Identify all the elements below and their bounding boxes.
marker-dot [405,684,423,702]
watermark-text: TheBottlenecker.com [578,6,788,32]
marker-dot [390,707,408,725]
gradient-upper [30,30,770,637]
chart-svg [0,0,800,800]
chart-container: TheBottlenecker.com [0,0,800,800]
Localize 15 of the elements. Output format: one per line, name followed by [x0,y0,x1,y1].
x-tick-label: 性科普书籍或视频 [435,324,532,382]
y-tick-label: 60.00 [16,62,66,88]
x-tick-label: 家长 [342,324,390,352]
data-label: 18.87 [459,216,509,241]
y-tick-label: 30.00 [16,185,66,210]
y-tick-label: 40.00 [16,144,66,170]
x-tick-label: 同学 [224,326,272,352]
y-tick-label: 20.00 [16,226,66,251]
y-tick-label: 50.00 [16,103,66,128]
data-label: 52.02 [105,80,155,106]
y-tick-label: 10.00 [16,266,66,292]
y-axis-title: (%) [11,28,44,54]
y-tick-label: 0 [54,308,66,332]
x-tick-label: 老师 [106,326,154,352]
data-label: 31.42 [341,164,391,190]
====
◆ Short exercise
Edit all the records above so that each "elements" becomes "items", and keep every other part of the lines unchanged.

◆ Solved exercise
Identify all the items below and their bounding boxes.
marker-dot [405,684,423,702]
watermark-text: TheBottlenecker.com [578,6,788,32]
marker-dot [390,707,408,725]
gradient-upper [30,30,770,637]
chart-svg [0,0,800,800]
chart-container: TheBottlenecker.com [0,0,800,800]
Localize 15 of the items. Output format: one per line, name followed by [x0,y0,x1,y1].
x-tick-label: 性科普书籍或视频 [435,324,532,382]
y-tick-label: 60.00 [16,62,66,88]
x-tick-label: 家长 [342,324,390,352]
data-label: 18.87 [459,216,509,241]
y-tick-label: 30.00 [16,185,66,210]
y-tick-label: 40.00 [16,144,66,170]
x-tick-label: 同学 [224,326,272,352]
y-tick-label: 20.00 [16,226,66,251]
y-tick-label: 50.00 [16,103,66,128]
data-label: 52.02 [105,80,155,106]
y-tick-label: 10.00 [16,266,66,292]
y-axis-title: (%) [11,28,44,54]
y-tick-label: 0 [54,308,66,332]
x-tick-label: 老师 [106,326,154,352]
data-label: 31.42 [341,164,391,190]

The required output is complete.